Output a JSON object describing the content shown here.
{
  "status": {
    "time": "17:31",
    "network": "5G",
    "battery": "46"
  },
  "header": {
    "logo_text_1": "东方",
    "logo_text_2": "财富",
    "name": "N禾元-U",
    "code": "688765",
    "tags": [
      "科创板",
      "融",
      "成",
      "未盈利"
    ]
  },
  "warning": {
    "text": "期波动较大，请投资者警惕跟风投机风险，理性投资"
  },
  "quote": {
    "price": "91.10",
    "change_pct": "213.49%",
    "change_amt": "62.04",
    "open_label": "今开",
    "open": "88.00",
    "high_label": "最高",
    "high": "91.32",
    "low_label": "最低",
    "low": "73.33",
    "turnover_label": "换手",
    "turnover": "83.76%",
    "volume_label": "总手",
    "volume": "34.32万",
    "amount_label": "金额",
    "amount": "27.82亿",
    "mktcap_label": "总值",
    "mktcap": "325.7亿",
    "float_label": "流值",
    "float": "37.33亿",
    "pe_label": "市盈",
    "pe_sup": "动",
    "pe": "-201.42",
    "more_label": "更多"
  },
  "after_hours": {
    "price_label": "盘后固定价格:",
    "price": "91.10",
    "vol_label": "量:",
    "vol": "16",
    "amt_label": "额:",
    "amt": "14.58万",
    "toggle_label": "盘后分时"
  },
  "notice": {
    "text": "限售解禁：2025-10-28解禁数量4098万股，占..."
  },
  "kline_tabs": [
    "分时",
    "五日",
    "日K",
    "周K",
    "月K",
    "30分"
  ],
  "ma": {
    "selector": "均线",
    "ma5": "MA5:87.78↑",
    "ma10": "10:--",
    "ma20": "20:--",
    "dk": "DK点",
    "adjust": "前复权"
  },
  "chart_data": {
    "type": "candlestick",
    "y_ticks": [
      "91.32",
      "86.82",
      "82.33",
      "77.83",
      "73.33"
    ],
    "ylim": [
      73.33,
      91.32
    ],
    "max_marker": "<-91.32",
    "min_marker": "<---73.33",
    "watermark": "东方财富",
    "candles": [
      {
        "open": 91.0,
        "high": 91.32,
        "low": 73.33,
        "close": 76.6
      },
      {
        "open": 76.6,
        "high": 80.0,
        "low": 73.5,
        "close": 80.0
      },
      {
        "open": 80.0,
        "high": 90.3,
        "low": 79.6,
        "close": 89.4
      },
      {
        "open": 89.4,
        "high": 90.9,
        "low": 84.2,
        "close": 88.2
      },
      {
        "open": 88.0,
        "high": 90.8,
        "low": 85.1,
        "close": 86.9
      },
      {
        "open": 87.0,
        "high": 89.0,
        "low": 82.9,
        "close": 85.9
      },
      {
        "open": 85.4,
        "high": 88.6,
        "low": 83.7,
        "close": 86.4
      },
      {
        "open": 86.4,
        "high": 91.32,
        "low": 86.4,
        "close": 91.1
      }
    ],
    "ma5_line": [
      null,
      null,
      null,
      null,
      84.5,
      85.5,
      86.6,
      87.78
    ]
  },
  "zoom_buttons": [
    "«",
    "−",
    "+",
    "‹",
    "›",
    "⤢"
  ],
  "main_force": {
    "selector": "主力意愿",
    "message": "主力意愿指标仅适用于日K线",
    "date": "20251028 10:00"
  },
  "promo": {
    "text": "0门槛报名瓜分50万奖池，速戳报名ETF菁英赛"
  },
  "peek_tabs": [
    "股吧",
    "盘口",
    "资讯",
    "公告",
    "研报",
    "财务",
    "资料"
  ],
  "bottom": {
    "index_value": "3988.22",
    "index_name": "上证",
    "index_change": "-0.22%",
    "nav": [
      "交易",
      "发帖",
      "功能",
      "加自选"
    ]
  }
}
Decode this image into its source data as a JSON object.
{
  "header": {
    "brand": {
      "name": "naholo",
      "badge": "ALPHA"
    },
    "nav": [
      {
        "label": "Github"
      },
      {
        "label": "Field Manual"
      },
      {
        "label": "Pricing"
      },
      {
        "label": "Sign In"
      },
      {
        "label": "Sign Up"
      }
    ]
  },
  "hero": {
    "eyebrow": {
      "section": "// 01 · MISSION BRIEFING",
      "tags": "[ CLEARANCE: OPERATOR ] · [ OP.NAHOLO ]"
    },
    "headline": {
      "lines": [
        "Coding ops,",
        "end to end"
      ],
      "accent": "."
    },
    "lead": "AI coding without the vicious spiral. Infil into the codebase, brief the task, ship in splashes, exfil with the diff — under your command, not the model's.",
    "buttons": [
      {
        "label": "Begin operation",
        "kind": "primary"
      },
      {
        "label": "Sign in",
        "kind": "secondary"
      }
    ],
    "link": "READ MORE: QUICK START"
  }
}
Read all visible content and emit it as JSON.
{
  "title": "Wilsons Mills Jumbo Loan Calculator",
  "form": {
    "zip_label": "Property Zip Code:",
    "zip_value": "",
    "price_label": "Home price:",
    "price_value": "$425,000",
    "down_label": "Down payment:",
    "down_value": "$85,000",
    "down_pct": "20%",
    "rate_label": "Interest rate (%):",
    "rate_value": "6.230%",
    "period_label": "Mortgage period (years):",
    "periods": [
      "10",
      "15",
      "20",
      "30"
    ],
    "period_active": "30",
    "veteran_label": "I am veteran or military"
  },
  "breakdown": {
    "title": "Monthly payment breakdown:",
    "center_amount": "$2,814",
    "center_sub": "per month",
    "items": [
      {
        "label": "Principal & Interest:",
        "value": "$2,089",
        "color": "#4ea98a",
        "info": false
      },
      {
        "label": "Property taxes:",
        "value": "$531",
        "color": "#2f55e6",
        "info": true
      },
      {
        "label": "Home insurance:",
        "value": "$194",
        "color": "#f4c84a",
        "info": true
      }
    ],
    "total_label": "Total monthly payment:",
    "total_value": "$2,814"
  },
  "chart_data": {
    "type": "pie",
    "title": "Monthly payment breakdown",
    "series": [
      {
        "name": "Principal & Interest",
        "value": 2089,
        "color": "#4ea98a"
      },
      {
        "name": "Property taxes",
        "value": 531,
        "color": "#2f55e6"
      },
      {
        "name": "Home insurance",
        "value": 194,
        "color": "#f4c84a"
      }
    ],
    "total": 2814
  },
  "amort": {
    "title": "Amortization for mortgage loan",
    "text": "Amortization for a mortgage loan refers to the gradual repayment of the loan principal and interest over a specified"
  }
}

# [Prompt]
Each of the records should be retyped exactly.

# [Task result]
Output a JSON object describing the content shown here.
{
  "status": {
    "time": "17:31",
    "network": "5G",
    "battery": "46"
  },
  "header": {
    "logo_text_1": "东方",
    "logo_text_2": "财富",
    "name": "N禾元-U",
    "code": "688765",
    "tags": [
      "科创板",
      "融",
      "成",
      "未盈利"
    ]
  },
  "warning": {
    "text": "期波动较大，请投资者警惕跟风投机风险，理性投资"
  },
  "quote": {
    "price": "91.10",
    "change_pct": "213.49%",
    "change_amt": "62.04",
    "open_label": "今开",
    "open": "88.00",
    "high_label": "最高",
    "high": "91.32",
    "low_label": "最低",
    "low": "73.33",
    "turnover_label": "换手",
    "turnover": "83.76%",
    "volume_label": "总手",
    "volume": "34.32万",
    "amount_label": "金额",
    "amount": "27.82亿",
    "mktcap_label": "总值",
    "mktcap": "325.7亿",
    "float_label": "流值",
    "float": "37.33亿",
    "pe_label": "市盈",
    "pe_sup": "动",
    "pe": "-201.42",
    "more_label": "更多"
  },
  "after_hours": {
    "price_label": "盘后固定价格:",
    "price": "91.10",
    "vol_label": "量:",
    "vol": "16",
    "amt_label": "额:",
    "amt": "14.58万",
    "toggle_label": "盘后分时"
  },
  "notice": {
    "text": "限售解禁：2025-10-28解禁数量4098万股，占..."
  },
  "kline_tabs": [
    "分时",
    "五日",
    "日K",
    "周K",
    "月K",
    "30分"
  ],
  "ma": {
    "selector": "均线",
    "ma5": "MA5:87.78↑",
    "ma10": "10:--",
    "ma20": "20:--",
    "dk": "DK点",
    "adjust": "前复权"
  },
  "chart_data": {
    "type": "candlestick",
    "y_ticks": [
      "91.32",
      "86.82",
      "82.33",
      "77.83",
      "73.33"
    ],
    "ylim": [
      73.33,
      91.32
    ],
    "max_marker": "<-91.32",
    "min_marker": "<---73.33",
    "watermark": "东方财富",
    "candles": [
      {
        "open": 91.0,
        "high": 91.32,
        "low": 73.33,
        "close": 76.6
      },
      {
        "open": 76.6,
        "high": 80.0,
        "low": 73.5,
        "close": 80.0
      },
      {
        "open": 80.0,
        "high": 90.3,
        "low": 79.6,
        "close": 89.4
      },
      {
        "open": 89.4,
        "high": 90.9,
        "low": 84.2,
        "close": 88.2
      },
      {
        "open": 88.0,
        "high": 90.8,
        "low": 85.1,
        "close": 86.9
      },
      {
        "open": 87.0,
        "high": 89.0,
        "low": 82.9,
        "close": 85.9
      },
      {
        "open": 85.4,
        "high": 88.6,
        "low": 83.7,
        "close": 86.4
      },
      {
        "open": 86.4,
        "high": 91.32,
        "low": 86.4,
        "close": 91.1
      }
    ],
    "ma5_line": [
      null,
      null,
      null,
      null,
      84.5,
      85.5,
      86.6,
      87.78
    ]
  },
  "zoom_buttons": [
    "«",
    "−",
    "+",
    "‹",
    "›",
    "⤢"
  ],
  "main_force": {
    "selector": "主力意愿",
    "message": "主力意愿指标仅适用于日K线",
    "date": "20251028 10:00"
  },
  "promo": {
    "text": "0门槛报名瓜分50万奖池，速戳报名ETF菁英赛"
  },
  "peek_tabs": [
    "股吧",
    "盘口",
    "资讯",
    "公告",
    "研报",
    "财务",
    "资料"
  ],
  "bottom": {
    "index_value": "3988.22",
    "index_name": "上证",
    "index_change": "-0.22%",
    "nav": [
      "交易",
      "发帖",
      "功能",
      "加自选"
    ]
  }
}
Decode this image into its source data as a JSON object.
{
  "header": {
    "brand": {
      "name": "naholo",
      "badge": "ALPHA"
    },
    "nav": [
      {
        "label": "Github"
      },
      {
        "label": "Field Manual"
      },
      {
        "label": "Pricing"
      },
      {
        "label": "Sign In"
      },
      {
        "label": "Sign Up"
      }
    ]
  },
  "hero": {
    "eyebrow": {
      "section": "// 01 · MISSION BRIEFING",
      "tags": "[ CLEARANCE: OPERATOR ] · [ OP.NAHOLO ]"
    },
    "headline": {
      "lines": [
        "Coding ops,",
        "end to end"
      ],
      "accent": "."
    },
    "lead": "AI coding without the vicious spiral. Infil into the codebase, brief the task, ship in splashes, exfil with the diff — under your command, not the model's.",
    "buttons": [
      {
        "label": "Begin operation",
        "kind": "primary"
      },
      {
        "label": "Sign in",
        "kind": "secondary"
      }
    ],
    "link": "READ MORE: QUICK START"
  }
}
Read all visible content and emit it as JSON.
{
  "title": "Wilsons Mills Jumbo Loan Calculator",
  "form": {
    "zip_label": "Property Zip Code:",
    "zip_value": "",
    "price_label": "Home price:",
    "price_value": "$425,000",
    "down_label": "Down payment:",
    "down_value": "$85,000",
    "down_pct": "20%",
    "rate_label": "Interest rate (%):",
    "rate_value": "6.230%",
    "period_label": "Mortgage period (years):",
    "periods": [
      "10",
      "15",
      "20",
      "30"
    ],
    "period_active": "30",
    "veteran_label": "I am veteran or military"
  },
  "breakdown": {
    "title": "Monthly payment breakdown:",
    "center_amount": "$2,814",
    "center_sub": "per month",
    "items": [
      {
        "label": "Principal & Interest:",
        "value": "$2,089",
        "color": "#4ea98a",
        "info": false
      },
      {
        "label": "Property taxes:",
        "value": "$531",
        "color": "#2f55e6",
        "info": true
      },
      {
        "label": "Home insurance:",
        "value": "$194",
        "color": "#f4c84a",
        "info": true
      }
    ],
    "total_label": "Total monthly payment:",
    "total_value": "$2,814"
  },
  "chart_data": {
    "type": "pie",
    "title": "Monthly payment breakdown",
    "series": [
      {
        "name": "Principal & Interest",
        "value": 2089,
        "color": "#4ea98a"
      },
      {
        "name": "Property taxes",
        "value": 531,
        "color": "#2f55e6"
      },
      {
        "name": "Home insurance",
        "value": 194,
        "color": "#f4c84a"
      }
    ],
    "total": 2814
  },
  "amort": {
    "title": "Amortization for mortgage loan",
    "text": "Amortization for a mortgage loan refers to the gradual repayment of the loan principal and interest over a specified"
  }
}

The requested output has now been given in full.